# PROMPT
Collect all lines below with the string "grazing".

# RECORD SET
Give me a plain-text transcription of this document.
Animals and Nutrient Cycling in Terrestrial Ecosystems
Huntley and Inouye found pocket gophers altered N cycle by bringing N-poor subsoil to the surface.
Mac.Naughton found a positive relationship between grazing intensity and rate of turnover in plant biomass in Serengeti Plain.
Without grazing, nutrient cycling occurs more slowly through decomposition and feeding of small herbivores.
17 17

# TASK ANSWER
Mac.Naughton found a positive relationship between grazing intensity and rate of turnover in plant biomass in Serengeti Plain.
Without grazing, nutrient cycling occurs more slowly through decomposition and feeding of small herbivores.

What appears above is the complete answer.